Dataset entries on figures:
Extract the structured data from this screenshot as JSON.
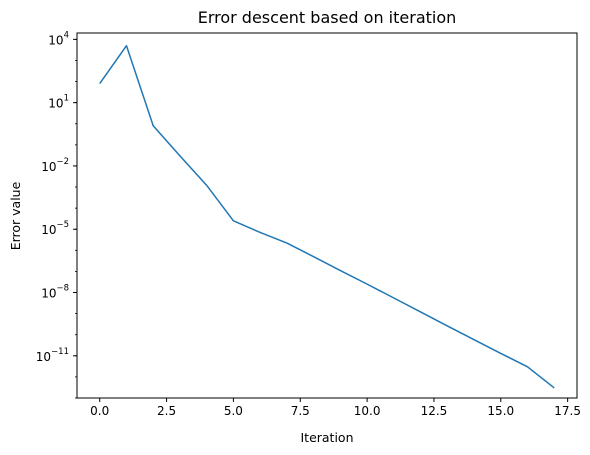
{
  "chart_data": {
    "type": "line",
    "title": "Error descent based on iteration",
    "xlabel": "Iteration",
    "ylabel": "Error value",
    "x_scale": "linear",
    "y_scale": "log",
    "xlim": [
      -0.85,
      17.85
    ],
    "ylim": [
      1e-13,
      20000.0
    ],
    "grid": false,
    "x_ticks": [
      {
        "value": 0.0,
        "label": "0.0"
      },
      {
        "value": 2.5,
        "label": "2.5"
      },
      {
        "value": 5.0,
        "label": "5.0"
      },
      {
        "value": 7.5,
        "label": "7.5"
      },
      {
        "value": 10.0,
        "label": "10.0"
      },
      {
        "value": 12.5,
        "label": "12.5"
      },
      {
        "value": 15.0,
        "label": "15.0"
      },
      {
        "value": 17.5,
        "label": "17.5"
      }
    ],
    "y_ticks": [
      {
        "value": 10000.0,
        "base": "10",
        "exp": "4"
      },
      {
        "value": 10.0,
        "base": "10",
        "exp": "1"
      },
      {
        "value": 0.01,
        "base": "10",
        "exp": "−2"
      },
      {
        "value": 1e-05,
        "base": "10",
        "exp": "−5"
      },
      {
        "value": 1e-08,
        "base": "10",
        "exp": "−8"
      },
      {
        "value": 1e-11,
        "base": "10",
        "exp": "−11"
      }
    ],
    "series": [
      {
        "color": "#1f77b4",
        "x": [
          0,
          1,
          2,
          3,
          4,
          5,
          6,
          7,
          8,
          9,
          10,
          11,
          12,
          13,
          14,
          15,
          16,
          17
        ],
        "y": [
          80,
          5000,
          0.8,
          0.03,
          0.0012,
          2.5e-05,
          7e-06,
          2.2e-06,
          5e-07,
          1.1e-07,
          2.5e-08,
          5.5e-09,
          1.2e-09,
          2.6e-10,
          5.8e-11,
          1.3e-11,
          3e-12,
          3e-13
        ]
      }
    ]
  }
}
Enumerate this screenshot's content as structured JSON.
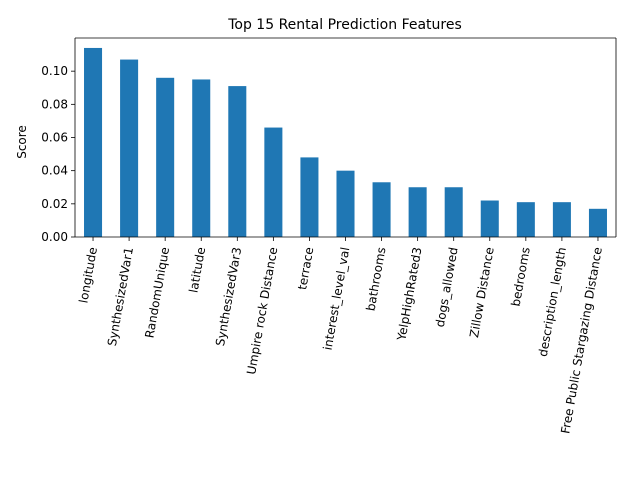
{
  "chart_data": {
    "type": "bar",
    "title": "Top 15 Rental Prediction Features",
    "xlabel": "",
    "ylabel": "Score",
    "categories": [
      "longitude",
      "SynthesizedVar1",
      "RandomUnique",
      "latitude",
      "SynthesizedVar3",
      "Umpire rock Distance",
      "terrace",
      "interest_level_val",
      "bathrooms",
      "YelpHighRated3",
      "dogs_allowed",
      "Zillow Distance",
      "bedrooms",
      "description_length",
      "Free Public Stargazing Distance"
    ],
    "values": [
      0.114,
      0.107,
      0.096,
      0.095,
      0.091,
      0.066,
      0.048,
      0.04,
      0.033,
      0.03,
      0.03,
      0.022,
      0.021,
      0.021,
      0.017
    ],
    "ylim": [
      0,
      0.12
    ],
    "yticks": [
      0.0,
      0.02,
      0.04,
      0.06,
      0.08,
      0.1
    ],
    "ytick_labels": [
      "0.00",
      "0.02",
      "0.04",
      "0.06",
      "0.08",
      "0.10"
    ],
    "bar_color": "#1f77b4",
    "grid": false,
    "legend": "none"
  }
}
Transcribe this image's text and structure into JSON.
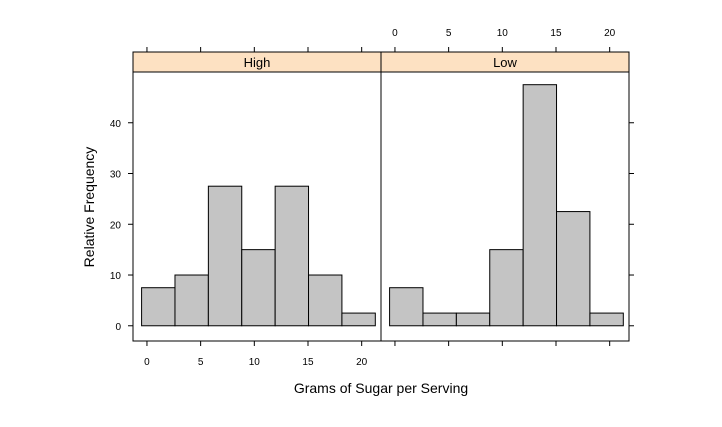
{
  "chart_data": {
    "type": "bar",
    "xlabel": "Grams of Sugar per Serving",
    "ylabel": "Relative Frequency",
    "x_ticks": [
      0,
      5,
      10,
      15,
      20
    ],
    "y_ticks": [
      0,
      10,
      20,
      30,
      40
    ],
    "xlim": [
      -1.3,
      21.8
    ],
    "ylim": [
      -3,
      50
    ],
    "bin_width": 3.11,
    "colors": {
      "strip": "#FDE1C2",
      "bar": "#C4C4C4",
      "axis": "#000000"
    },
    "panels": [
      {
        "name": "High",
        "bins": [
          {
            "left": -0.5,
            "right": 2.61,
            "value": 7.5
          },
          {
            "left": 2.61,
            "right": 5.72,
            "value": 10
          },
          {
            "left": 5.72,
            "right": 8.83,
            "value": 27.5
          },
          {
            "left": 8.83,
            "right": 11.94,
            "value": 15
          },
          {
            "left": 11.94,
            "right": 15.05,
            "value": 27.5
          },
          {
            "left": 15.05,
            "right": 18.16,
            "value": 10
          },
          {
            "left": 18.16,
            "right": 21.27,
            "value": 2.5
          }
        ]
      },
      {
        "name": "Low",
        "bins": [
          {
            "left": -0.5,
            "right": 2.61,
            "value": 7.5
          },
          {
            "left": 2.61,
            "right": 5.72,
            "value": 2.5
          },
          {
            "left": 5.72,
            "right": 8.83,
            "value": 2.5
          },
          {
            "left": 8.83,
            "right": 11.94,
            "value": 15
          },
          {
            "left": 11.94,
            "right": 15.05,
            "value": 47.5
          },
          {
            "left": 15.05,
            "right": 18.16,
            "value": 22.5
          },
          {
            "left": 18.16,
            "right": 21.27,
            "value": 2.5
          }
        ]
      }
    ]
  }
}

What to work on: Without including any pictures, please restate all the records exactly.

Exercise solution:
Extract the structured data from this screenshot as JSON.
{
  "chart_data": {
    "type": "line",
    "title": "Error descent based on iteration",
    "xlabel": "Iteration",
    "ylabel": "Error value",
    "x_scale": "linear",
    "y_scale": "log",
    "xlim": [
      -0.85,
      17.85
    ],
    "ylim": [
      1e-13,
      20000.0
    ],
    "grid": false,
    "x_ticks": [
      {
        "value": 0.0,
        "label": "0.0"
      },
      {
        "value": 2.5,
        "label": "2.5"
      },
      {
        "value": 5.0,
        "label": "5.0"
      },
      {
        "value": 7.5,
        "label": "7.5"
      },
      {
        "value": 10.0,
        "label": "10.0"
      },
      {
        "value": 12.5,
        "label": "12.5"
      },
      {
        "value": 15.0,
        "label": "15.0"
      },
      {
        "value": 17.5,
        "label": "17.5"
      }
    ],
    "y_ticks": [
      {
        "value": 10000.0,
        "base": "10",
        "exp": "4"
      },
      {
        "value": 10.0,
        "base": "10",
        "exp": "1"
      },
      {
        "value": 0.01,
        "base": "10",
        "exp": "−2"
      },
      {
        "value": 1e-05,
        "base": "10",
        "exp": "−5"
      },
      {
        "value": 1e-08,
        "base": "10",
        "exp": "−8"
      },
      {
        "value": 1e-11,
        "base": "10",
        "exp": "−11"
      }
    ],
    "series": [
      {
        "color": "#1f77b4",
        "x": [
          0,
          1,
          2,
          3,
          4,
          5,
          6,
          7,
          8,
          9,
          10,
          11,
          12,
          13,
          14,
          15,
          16,
          17
        ],
        "y": [
          80,
          5000,
          0.8,
          0.03,
          0.0012,
          2.5e-05,
          7e-06,
          2.2e-06,
          5e-07,
          1.1e-07,
          2.5e-08,
          5.5e-09,
          1.2e-09,
          2.6e-10,
          5.8e-11,
          1.3e-11,
          3e-12,
          3e-13
        ]
      }
    ]
  }
}
Enumerate this screenshot's content as structured JSON.
{
  "chart_data": {
    "type": "bar",
    "title": "Top 15 Rental Prediction Features",
    "xlabel": "",
    "ylabel": "Score",
    "categories": [
      "longitude",
      "SynthesizedVar1",
      "RandomUnique",
      "latitude",
      "SynthesizedVar3",
      "Umpire rock Distance",
      "terrace",
      "interest_level_val",
      "bathrooms",
      "YelpHighRated3",
      "dogs_allowed",
      "Zillow Distance",
      "bedrooms",
      "description_length",
      "Free Public Stargazing Distance"
    ],
    "values": [
      0.114,
      0.107,
      0.096,
      0.095,
      0.091,
      0.066,
      0.048,
      0.04,
      0.033,
      0.03,
      0.03,
      0.022,
      0.021,
      0.021,
      0.017
    ],
    "ylim": [
      0,
      0.12
    ],
    "yticks": [
      0.0,
      0.02,
      0.04,
      0.06,
      0.08,
      0.1
    ],
    "ytick_labels": [
      "0.00",
      "0.02",
      "0.04",
      "0.06",
      "0.08",
      "0.10"
    ],
    "bar_color": "#1f77b4",
    "grid": false,
    "legend": "none"
  }
}
Transcribe this image's text and structure into JSON.
{
  "chart_data": {
    "type": "bar",
    "xlabel": "Grams of Sugar per Serving",
    "ylabel": "Relative Frequency",
    "x_ticks": [
      0,
      5,
      10,
      15,
      20
    ],
    "y_ticks": [
      0,
      10,
      20,
      30,
      40
    ],
    "xlim": [
      -1.3,
      21.8
    ],
    "ylim": [
      -3,
      50
    ],
    "bin_width": 3.11,
    "colors": {
      "strip": "#FDE1C2",
      "bar": "#C4C4C4",
      "axis": "#000000"
    },
    "panels": [
      {
        "name": "High",
        "bins": [
          {
            "left": -0.5,
            "right": 2.61,
            "value": 7.5
          },
          {
            "left": 2.61,
            "right": 5.72,
            "value": 10
          },
          {
            "left": 5.72,
            "right": 8.83,
            "value": 27.5
          },
          {
            "left": 8.83,
            "right": 11.94,
            "value": 15
          },
          {
            "left": 11.94,
            "right": 15.05,
            "value": 27.5
          },
          {
            "left": 15.05,
            "right": 18.16,
            "value": 10
          },
          {
            "left": 18.16,
            "right": 21.27,
            "value": 2.5
          }
        ]
      },
      {
        "name": "Low",
        "bins": [
          {
            "left": -0.5,
            "right": 2.61,
            "value": 7.5
          },
          {
            "left": 2.61,
            "right": 5.72,
            "value": 2.5
          },
          {
            "left": 5.72,
            "right": 8.83,
            "value": 2.5
          },
          {
            "left": 8.83,
            "right": 11.94,
            "value": 15
          },
          {
            "left": 11.94,
            "right": 15.05,
            "value": 47.5
          },
          {
            "left": 15.05,
            "right": 18.16,
            "value": 22.5
          },
          {
            "left": 18.16,
            "right": 21.27,
            "value": 2.5
          }
        ]
      }
    ]
  }
}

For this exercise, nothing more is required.